**Direction:**
Only the pictures are omitted; repeat all other data exactly.

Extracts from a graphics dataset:
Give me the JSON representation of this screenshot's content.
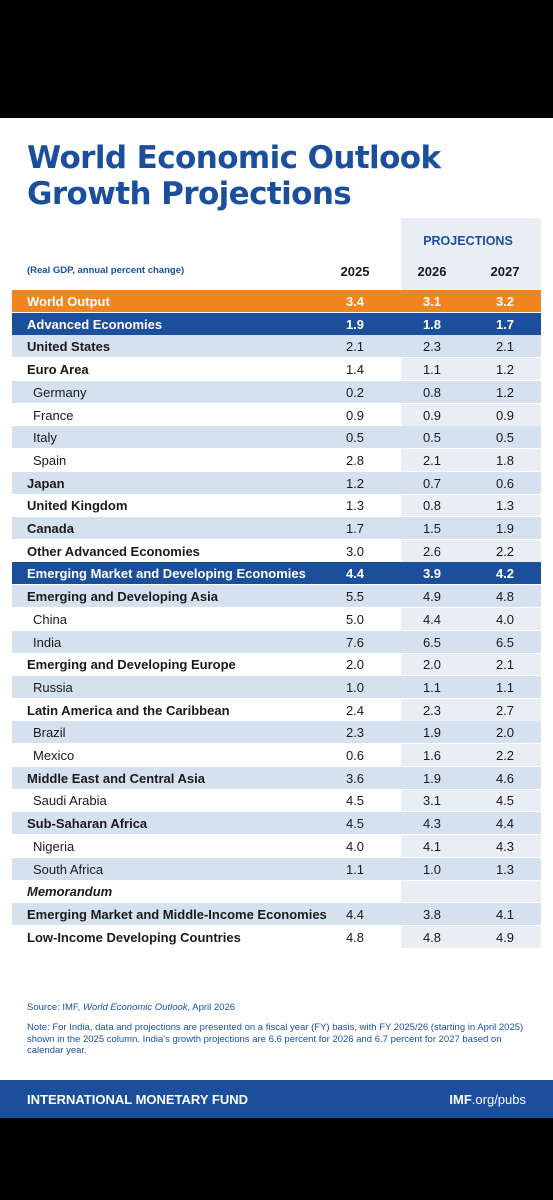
{
  "header": {
    "title_lines": [
      "World Economic Outlook",
      "Growth Projections"
    ],
    "projections_label": "PROJECTIONS",
    "units": "(Real GDP, annual percent change)",
    "columns": [
      "2025",
      "2026",
      "2027"
    ]
  },
  "table": {
    "rows": [
      {
        "label": "World Output",
        "values": [
          "3.4",
          "3.1",
          "3.2"
        ]
      },
      {
        "label": "Advanced Economies",
        "values": [
          "1.9",
          "1.8",
          "1.7"
        ]
      },
      {
        "label": "United States",
        "values": [
          "2.1",
          "2.3",
          "2.1"
        ]
      },
      {
        "label": "Euro Area",
        "values": [
          "1.4",
          "1.1",
          "1.2"
        ]
      },
      {
        "label": "Germany",
        "values": [
          "0.2",
          "0.8",
          "1.2"
        ]
      },
      {
        "label": "France",
        "values": [
          "0.9",
          "0.9",
          "0.9"
        ]
      },
      {
        "label": "Italy",
        "values": [
          "0.5",
          "0.5",
          "0.5"
        ]
      },
      {
        "label": "Spain",
        "values": [
          "2.8",
          "2.1",
          "1.8"
        ]
      },
      {
        "label": "Japan",
        "values": [
          "1.2",
          "0.7",
          "0.6"
        ]
      },
      {
        "label": "United Kingdom",
        "values": [
          "1.3",
          "0.8",
          "1.3"
        ]
      },
      {
        "label": "Canada",
        "values": [
          "1.7",
          "1.5",
          "1.9"
        ]
      },
      {
        "label": "Other Advanced Economies",
        "values": [
          "3.0",
          "2.6",
          "2.2"
        ]
      },
      {
        "label": "Emerging Market and Developing Economies",
        "values": [
          "4.4",
          "3.9",
          "4.2"
        ]
      },
      {
        "label": "Emerging and Developing Asia",
        "values": [
          "5.5",
          "4.9",
          "4.8"
        ]
      },
      {
        "label": "China",
        "values": [
          "5.0",
          "4.4",
          "4.0"
        ]
      },
      {
        "label": "India",
        "values": [
          "7.6",
          "6.5",
          "6.5"
        ]
      },
      {
        "label": "Emerging and Developing Europe",
        "values": [
          "2.0",
          "2.0",
          "2.1"
        ]
      },
      {
        "label": "Russia",
        "values": [
          "1.0",
          "1.1",
          "1.1"
        ]
      },
      {
        "label": "Latin America and the Caribbean",
        "values": [
          "2.4",
          "2.3",
          "2.7"
        ]
      },
      {
        "label": "Brazil",
        "values": [
          "2.3",
          "1.9",
          "2.0"
        ]
      },
      {
        "label": "Mexico",
        "values": [
          "0.6",
          "1.6",
          "2.2"
        ]
      },
      {
        "label": "Middle East and Central Asia",
        "values": [
          "3.6",
          "1.9",
          "4.6"
        ]
      },
      {
        "label": "Saudi Arabia",
        "values": [
          "4.5",
          "3.1",
          "4.5"
        ]
      },
      {
        "label": "Sub-Saharan Africa",
        "values": [
          "4.5",
          "4.3",
          "4.4"
        ]
      },
      {
        "label": "Nigeria",
        "values": [
          "4.0",
          "4.1",
          "4.3"
        ]
      },
      {
        "label": "South Africa",
        "values": [
          "1.1",
          "1.0",
          "1.3"
        ]
      },
      {
        "label": "Memorandum",
        "values": []
      },
      {
        "label": "Emerging Market and Middle-Income Economies",
        "values": [
          "4.4",
          "3.8",
          "4.1"
        ]
      },
      {
        "label": "Low-Income Developing Countries",
        "values": [
          "4.8",
          "4.8",
          "4.9"
        ]
      }
    ]
  },
  "source": {
    "prefix": "Source: IMF,",
    "publication": "World Economic Outlook",
    "suffix": ", April 2026"
  },
  "note": "Note: For India, data and projections are presented on a fiscal year (FY) basis, with FY 2025/26 (starting in April 2025) shown in the 2025 column. India's growth projections are 6.6 percent for 2026 and 6.7 percent for 2027 based on calendar year.",
  "footer": {
    "organization": "INTERNATIONAL MONETARY FUND",
    "link_bold": "IMF",
    "link_rest": ".org/pubs"
  }
}
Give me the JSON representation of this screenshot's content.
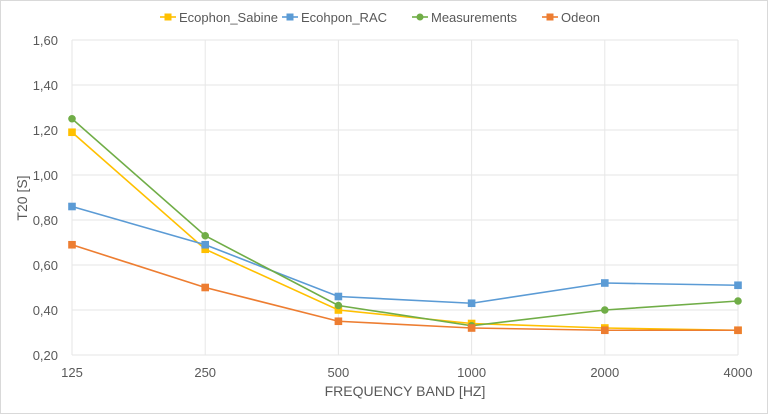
{
  "chart_data": {
    "type": "line",
    "title": "",
    "xlabel": "FREQUENCY BAND [HZ]",
    "ylabel": "T20 [S]",
    "categories": [
      "125",
      "250",
      "500",
      "1000",
      "2000",
      "4000"
    ],
    "ylim": [
      0.2,
      1.6
    ],
    "yticks": [
      "0,20",
      "0,40",
      "0,60",
      "0,80",
      "1,00",
      "1,20",
      "1,40",
      "1,60"
    ],
    "grid": true,
    "legend": "top",
    "series": [
      {
        "name": "Ecophon_Sabine",
        "color": "#FFC000",
        "marker": "square",
        "values": [
          1.19,
          0.67,
          0.4,
          0.34,
          0.32,
          0.31
        ]
      },
      {
        "name": "Ecohpon_RAC",
        "color": "#5B9BD5",
        "marker": "square",
        "values": [
          0.86,
          0.69,
          0.46,
          0.43,
          0.52,
          0.51
        ]
      },
      {
        "name": "Measurements",
        "color": "#70AD47",
        "marker": "circle",
        "values": [
          1.25,
          0.73,
          0.42,
          0.33,
          0.4,
          0.44
        ]
      },
      {
        "name": "Odeon",
        "color": "#ED7D31",
        "marker": "square",
        "values": [
          0.69,
          0.5,
          0.35,
          0.32,
          0.31,
          0.31
        ]
      }
    ]
  }
}
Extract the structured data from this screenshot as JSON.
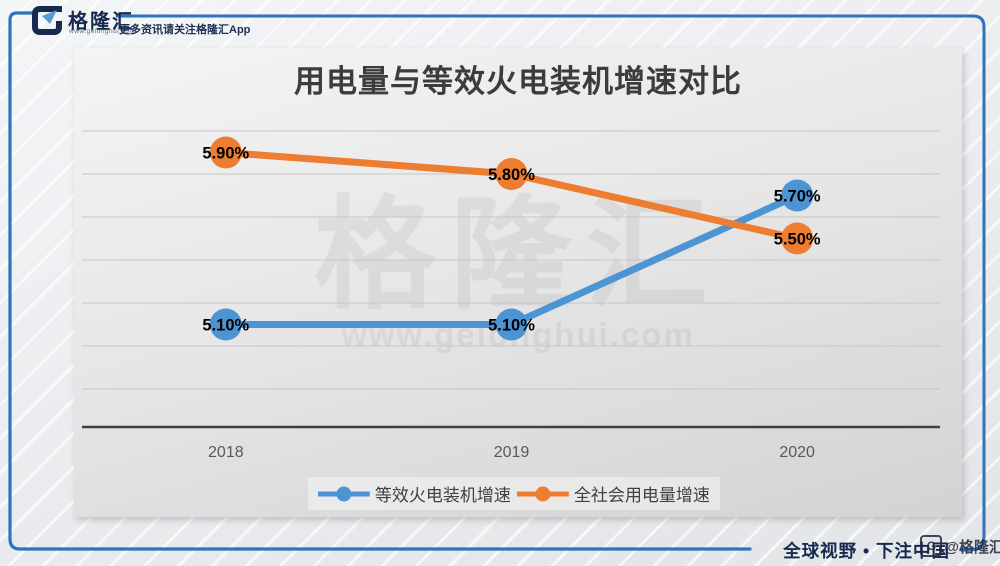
{
  "header": {
    "brand": "格隆汇",
    "brand_site": "www.gelonghui.com",
    "tagline": "更多资讯请关注格隆汇App"
  },
  "chart_data": {
    "type": "line",
    "title": "用电量与等效火电装机增速对比",
    "categories": [
      "2018",
      "2019",
      "2020"
    ],
    "series": [
      {
        "name": "等效火电装机增速",
        "color": "#4D94D4",
        "values": [
          5.1,
          5.1,
          5.7
        ],
        "point_labels": [
          "5.10%",
          "5.10%",
          "5.70%"
        ]
      },
      {
        "name": "全社会用电量增速",
        "color": "#ED7D31",
        "values": [
          5.9,
          5.8,
          5.5
        ],
        "point_labels": [
          "5.90%",
          "5.80%",
          "5.50%"
        ]
      }
    ],
    "y_axis": {
      "labels_visible": false,
      "top_gridline_value": 6.0,
      "gridline_step": 0.2,
      "num_gridlines": 7
    },
    "grid": true,
    "legend_position": "bottom",
    "data_label_color": "#000000",
    "tick_label_color": "#595959"
  },
  "watermark": {
    "text": "格隆汇",
    "url": "www.gelonghui.com"
  },
  "footer": {
    "slogan": "全球视野 • 下注中国",
    "credit": "@格隆汇",
    "credit_icon": "G"
  },
  "theme": {
    "frame_blue": "#2F72BD",
    "brand_navy": "#16294E",
    "axis_line_color": "#3F3F3F",
    "gridline_color": "#C6C6C6"
  }
}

**Completed task:**
Give me the JSON representation of this screenshot's content.
{
  "header": {
    "title_lines": [
      "World Economic Outlook",
      "Growth Projections"
    ],
    "projections_label": "PROJECTIONS",
    "units": "(Real GDP, annual percent change)",
    "columns": [
      "2025",
      "2026",
      "2027"
    ]
  },
  "table": {
    "rows": [
      {
        "label": "World Output",
        "values": [
          "3.4",
          "3.1",
          "3.2"
        ]
      },
      {
        "label": "Advanced Economies",
        "values": [
          "1.9",
          "1.8",
          "1.7"
        ]
      },
      {
        "label": "United States",
        "values": [
          "2.1",
          "2.3",
          "2.1"
        ]
      },
      {
        "label": "Euro Area",
        "values": [
          "1.4",
          "1.1",
          "1.2"
        ]
      },
      {
        "label": "Germany",
        "values": [
          "0.2",
          "0.8",
          "1.2"
        ]
      },
      {
        "label": "France",
        "values": [
          "0.9",
          "0.9",
          "0.9"
        ]
      },
      {
        "label": "Italy",
        "values": [
          "0.5",
          "0.5",
          "0.5"
        ]
      },
      {
        "label": "Spain",
        "values": [
          "2.8",
          "2.1",
          "1.8"
        ]
      },
      {
        "label": "Japan",
        "values": [
          "1.2",
          "0.7",
          "0.6"
        ]
      },
      {
        "label": "United Kingdom",
        "values": [
          "1.3",
          "0.8",
          "1.3"
        ]
      },
      {
        "label": "Canada",
        "values": [
          "1.7",
          "1.5",
          "1.9"
        ]
      },
      {
        "label": "Other Advanced Economies",
        "values": [
          "3.0",
          "2.6",
          "2.2"
        ]
      },
      {
        "label": "Emerging Market and Developing Economies",
        "values": [
          "4.4",
          "3.9",
          "4.2"
        ]
      },
      {
        "label": "Emerging and Developing Asia",
        "values": [
          "5.5",
          "4.9",
          "4.8"
        ]
      },
      {
        "label": "China",
        "values": [
          "5.0",
          "4.4",
          "4.0"
        ]
      },
      {
        "label": "India",
        "values": [
          "7.6",
          "6.5",
          "6.5"
        ]
      },
      {
        "label": "Emerging and Developing Europe",
        "values": [
          "2.0",
          "2.0",
          "2.1"
        ]
      },
      {
        "label": "Russia",
        "values": [
          "1.0",
          "1.1",
          "1.1"
        ]
      },
      {
        "label": "Latin America and the Caribbean",
        "values": [
          "2.4",
          "2.3",
          "2.7"
        ]
      },
      {
        "label": "Brazil",
        "values": [
          "2.3",
          "1.9",
          "2.0"
        ]
      },
      {
        "label": "Mexico",
        "values": [
          "0.6",
          "1.6",
          "2.2"
        ]
      },
      {
        "label": "Middle East and Central Asia",
        "values": [
          "3.6",
          "1.9",
          "4.6"
        ]
      },
      {
        "label": "Saudi Arabia",
        "values": [
          "4.5",
          "3.1",
          "4.5"
        ]
      },
      {
        "label": "Sub-Saharan Africa",
        "values": [
          "4.5",
          "4.3",
          "4.4"
        ]
      },
      {
        "label": "Nigeria",
        "values": [
          "4.0",
          "4.1",
          "4.3"
        ]
      },
      {
        "label": "South Africa",
        "values": [
          "1.1",
          "1.0",
          "1.3"
        ]
      },
      {
        "label": "Memorandum",
        "values": []
      },
      {
        "label": "Emerging Market and Middle-Income Economies",
        "values": [
          "4.4",
          "3.8",
          "4.1"
        ]
      },
      {
        "label": "Low-Income Developing Countries",
        "values": [
          "4.8",
          "4.8",
          "4.9"
        ]
      }
    ]
  },
  "source": {
    "prefix": "Source: IMF,",
    "publication": "World Economic Outlook",
    "suffix": ", April 2026"
  },
  "note": "Note: For India, data and projections are presented on a fiscal year (FY) basis, with FY 2025/26 (starting in April 2025) shown in the 2025 column. India's growth projections are 6.6 percent for 2026 and 6.7 percent for 2027 based on calendar year.",
  "footer": {
    "organization": "INTERNATIONAL MONETARY FUND",
    "link_bold": "IMF",
    "link_rest": ".org/pubs"
  }
}
Give me the JSON representation of this screenshot's content.
{
  "chart_data": {
    "type": "line",
    "title": "",
    "xlabel": "FREQUENCY BAND [HZ]",
    "ylabel": "T20 [S]",
    "categories": [
      "125",
      "250",
      "500",
      "1000",
      "2000",
      "4000"
    ],
    "ylim": [
      0.2,
      1.6
    ],
    "yticks": [
      "0,20",
      "0,40",
      "0,60",
      "0,80",
      "1,00",
      "1,20",
      "1,40",
      "1,60"
    ],
    "grid": true,
    "legend": "top",
    "series": [
      {
        "name": "Ecophon_Sabine",
        "color": "#FFC000",
        "marker": "square",
        "values": [
          1.19,
          0.67,
          0.4,
          0.34,
          0.32,
          0.31
        ]
      },
      {
        "name": "Ecohpon_RAC",
        "color": "#5B9BD5",
        "marker": "square",
        "values": [
          0.86,
          0.69,
          0.46,
          0.43,
          0.52,
          0.51
        ]
      },
      {
        "name": "Measurements",
        "color": "#70AD47",
        "marker": "circle",
        "values": [
          1.25,
          0.73,
          0.42,
          0.33,
          0.4,
          0.44
        ]
      },
      {
        "name": "Odeon",
        "color": "#ED7D31",
        "marker": "square",
        "values": [
          0.69,
          0.5,
          0.35,
          0.32,
          0.31,
          0.31
        ]
      }
    ]
  }
}
Extract the structured data from this screenshot as JSON.
{
  "header": {
    "brand": "格隆汇",
    "brand_site": "www.gelonghui.com",
    "tagline": "更多资讯请关注格隆汇App"
  },
  "chart_data": {
    "type": "line",
    "title": "用电量与等效火电装机增速对比",
    "categories": [
      "2018",
      "2019",
      "2020"
    ],
    "series": [
      {
        "name": "等效火电装机增速",
        "color": "#4D94D4",
        "values": [
          5.1,
          5.1,
          5.7
        ],
        "point_labels": [
          "5.10%",
          "5.10%",
          "5.70%"
        ]
      },
      {
        "name": "全社会用电量增速",
        "color": "#ED7D31",
        "values": [
          5.9,
          5.8,
          5.5
        ],
        "point_labels": [
          "5.90%",
          "5.80%",
          "5.50%"
        ]
      }
    ],
    "y_axis": {
      "labels_visible": false,
      "top_gridline_value": 6.0,
      "gridline_step": 0.2,
      "num_gridlines": 7
    },
    "grid": true,
    "legend_position": "bottom",
    "data_label_color": "#000000",
    "tick_label_color": "#595959"
  },
  "watermark": {
    "text": "格隆汇",
    "url": "www.gelonghui.com"
  },
  "footer": {
    "slogan": "全球视野 • 下注中国",
    "credit": "@格隆汇",
    "credit_icon": "G"
  },
  "theme": {
    "frame_blue": "#2F72BD",
    "brand_navy": "#16294E",
    "axis_line_color": "#3F3F3F",
    "gridline_color": "#C6C6C6"
  }
}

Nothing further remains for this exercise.